Collected data entries:
==========

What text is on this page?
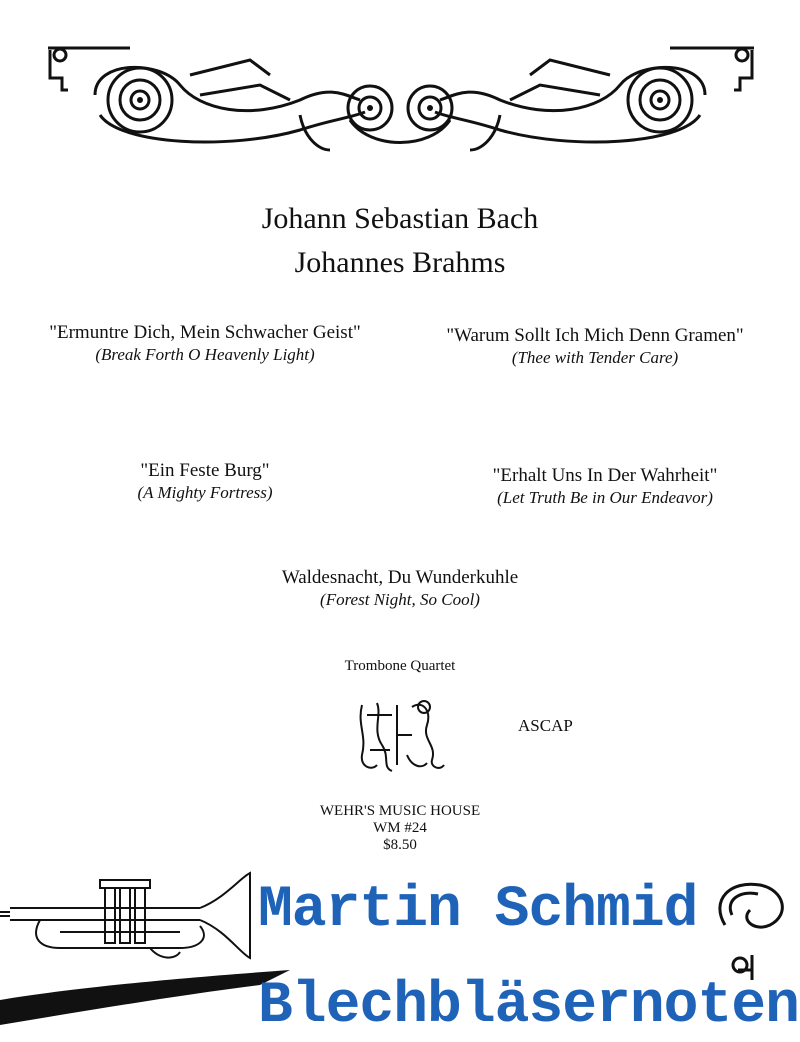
Johann Sebastian Bach
Johannes Brahms
"Ermuntre Dich, Mein Schwacher Geist"
(Break Forth O Heavenly Light)
"Warum Sollt Ich Mich Denn Gramen"
(Thee with Tender Care)
"Ein Feste Burg"
(A Mighty Fortress)
"Erhalt Uns In Der Wahrheit"
(Let Truth Be in Our Endeavor)
Waldesnacht, Du Wunderkuhle
(Forest Night, So Cool)
Trombone Quartet
ASCAP
WEHR'S MUSIC HOUSE
WM #24
$8.50
Martin Schmid
Blechbläsernoten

==========

## Task to complete:
Each record above must be returned exactly as written, with its pictures omitted.

## Output:
What text is on this page?
Johann Sebastian Bach
Johannes Brahms
"Ermuntre Dich, Mein Schwacher Geist"
(Break Forth O Heavenly Light)
"Warum Sollt Ich Mich Denn Gramen"
(Thee with Tender Care)
"Ein Feste Burg"
(A Mighty Fortress)
"Erhalt Uns In Der Wahrheit"
(Let Truth Be in Our Endeavor)
Waldesnacht, Du Wunderkuhle
(Forest Night, So Cool)
Trombone Quartet
ASCAP
WEHR'S MUSIC HOUSE
WM #24
$8.50
Martin Schmid
Blechbläsernoten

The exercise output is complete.